Set all the material down again unchanged, without the pictures.

■ Data rows
-*-*-

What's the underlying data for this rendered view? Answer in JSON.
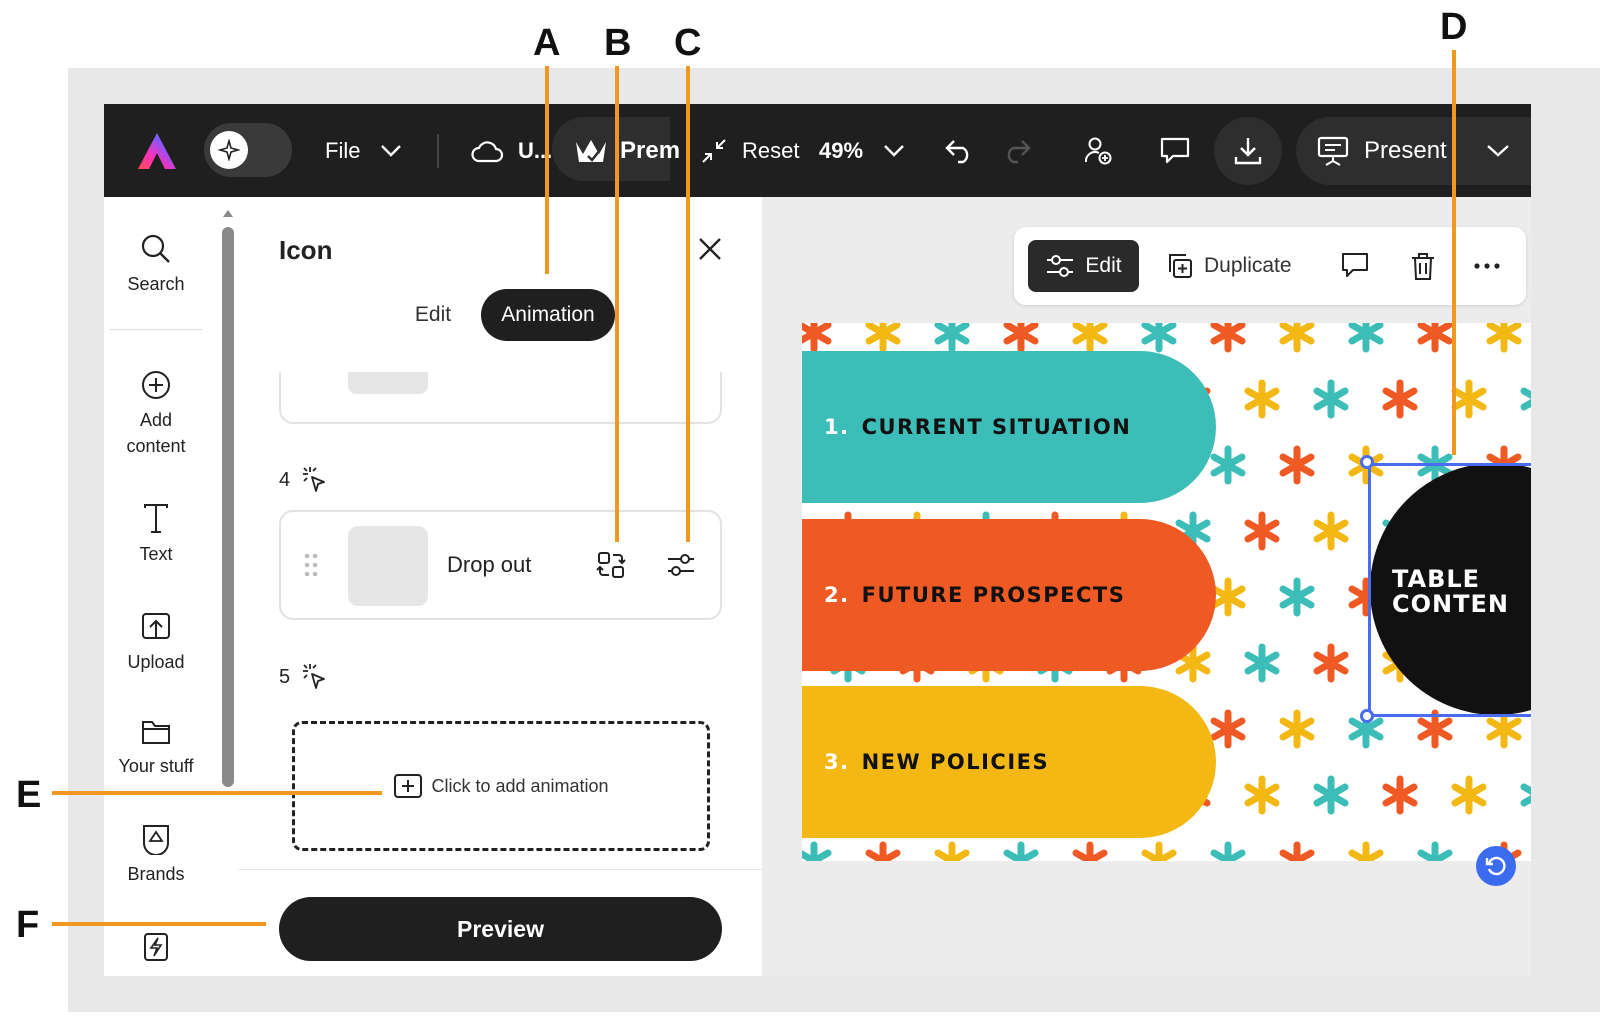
{
  "callouts": {
    "a": "A",
    "b": "B",
    "c": "C",
    "d": "D",
    "e": "E",
    "f": "F"
  },
  "toolbar": {
    "file_label": "File",
    "upload_label": "U...",
    "premium_label": "Prem",
    "reset_label": "Reset",
    "zoom_value": "49%",
    "present_label": "Present"
  },
  "rail": {
    "items": [
      {
        "label": "Search",
        "icon": "search-icon"
      },
      {
        "label": "Add content",
        "icon": "plus-circle-icon"
      },
      {
        "label": "Text",
        "icon": "text-icon"
      },
      {
        "label": "Upload",
        "icon": "upload-icon"
      },
      {
        "label": "Your stuff",
        "icon": "folder-icon"
      },
      {
        "label": "Brands",
        "icon": "brand-icon"
      },
      {
        "label": "",
        "icon": "bolt-icon"
      }
    ]
  },
  "panel": {
    "title": "Icon",
    "tabs": {
      "edit": "Edit",
      "animation": "Animation"
    },
    "step4": "4",
    "step5": "5",
    "animation_name": "Drop out",
    "add_animation": "Click to add animation",
    "preview": "Preview"
  },
  "context_bar": {
    "edit": "Edit",
    "duplicate": "Duplicate"
  },
  "slide": {
    "items": [
      {
        "num": "1.",
        "label": "CURRENT SITUATION"
      },
      {
        "num": "2.",
        "label": "FUTURE PROSPECTS"
      },
      {
        "num": "3.",
        "label": "NEW POLICIES"
      }
    ],
    "circle_line1": "TABLE",
    "circle_line2": "CONTEN"
  },
  "colors": {
    "accent_callout": "#f0981f",
    "teal": "#3dbdb8",
    "orange": "#ef5a24",
    "yellow": "#f3b814",
    "selection": "#4a6cf0"
  }
}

-*-*-

■ Complete output
What's the underlying data for this rendered view? Answer in JSON.
{
  "callouts": {
    "a": "A",
    "b": "B",
    "c": "C",
    "d": "D",
    "e": "E",
    "f": "F"
  },
  "toolbar": {
    "file_label": "File",
    "upload_label": "U...",
    "premium_label": "Prem",
    "reset_label": "Reset",
    "zoom_value": "49%",
    "present_label": "Present"
  },
  "rail": {
    "items": [
      {
        "label": "Search",
        "icon": "search-icon"
      },
      {
        "label": "Add content",
        "icon": "plus-circle-icon"
      },
      {
        "label": "Text",
        "icon": "text-icon"
      },
      {
        "label": "Upload",
        "icon": "upload-icon"
      },
      {
        "label": "Your stuff",
        "icon": "folder-icon"
      },
      {
        "label": "Brands",
        "icon": "brand-icon"
      },
      {
        "label": "",
        "icon": "bolt-icon"
      }
    ]
  },
  "panel": {
    "title": "Icon",
    "tabs": {
      "edit": "Edit",
      "animation": "Animation"
    },
    "step4": "4",
    "step5": "5",
    "animation_name": "Drop out",
    "add_animation": "Click to add animation",
    "preview": "Preview"
  },
  "context_bar": {
    "edit": "Edit",
    "duplicate": "Duplicate"
  },
  "slide": {
    "items": [
      {
        "num": "1.",
        "label": "CURRENT SITUATION"
      },
      {
        "num": "2.",
        "label": "FUTURE PROSPECTS"
      },
      {
        "num": "3.",
        "label": "NEW POLICIES"
      }
    ],
    "circle_line1": "TABLE",
    "circle_line2": "CONTEN"
  },
  "colors": {
    "accent_callout": "#f0981f",
    "teal": "#3dbdb8",
    "orange": "#ef5a24",
    "yellow": "#f3b814",
    "selection": "#4a6cf0"
  }
}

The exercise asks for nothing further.